◆ **What is being asked**: Reproduce all of the records exactly.

◆ **Data in this exercise**:

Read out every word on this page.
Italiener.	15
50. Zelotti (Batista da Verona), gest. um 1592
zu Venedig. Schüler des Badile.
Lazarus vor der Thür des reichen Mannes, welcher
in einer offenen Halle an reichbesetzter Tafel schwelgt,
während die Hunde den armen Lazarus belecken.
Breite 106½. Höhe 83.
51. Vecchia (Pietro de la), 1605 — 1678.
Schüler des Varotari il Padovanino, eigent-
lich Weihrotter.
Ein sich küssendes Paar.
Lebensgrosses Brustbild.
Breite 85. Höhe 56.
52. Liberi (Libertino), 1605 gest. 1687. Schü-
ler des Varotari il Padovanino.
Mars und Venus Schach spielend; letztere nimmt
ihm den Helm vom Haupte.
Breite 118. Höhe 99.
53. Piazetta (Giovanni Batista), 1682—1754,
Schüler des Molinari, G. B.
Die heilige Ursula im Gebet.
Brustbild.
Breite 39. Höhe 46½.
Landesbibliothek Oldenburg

◆ **Response for this exercise**:
Read out every word on this page.
Italiener.	15
50. Zelotti (Batista da Verona), gest. um 1592
zu Venedig. Schüler des Badile.
Lazarus vor der Thür des reichen Mannes, welcher
in einer offenen Halle an reichbesetzter Tafel schwelgt,
während die Hunde den armen Lazarus belecken.
Breite 106½. Höhe 83.
51. Vecchia (Pietro de la), 1605 — 1678.
Schüler des Varotari il Padovanino, eigent-
lich Weihrotter.
Ein sich küssendes Paar.
Lebensgrosses Brustbild.
Breite 85. Höhe 56.
52. Liberi (Libertino), 1605 gest. 1687. Schü-
ler des Varotari il Padovanino.
Mars und Venus Schach spielend; letztere nimmt
ihm den Helm vom Haupte.
Breite 118. Höhe 99.
53. Piazetta (Giovanni Batista), 1682—1754,
Schüler des Molinari, G. B.
Die heilige Ursula im Gebet.
Brustbild.
Breite 39. Höhe 46½.
Landesbibliothek Oldenburg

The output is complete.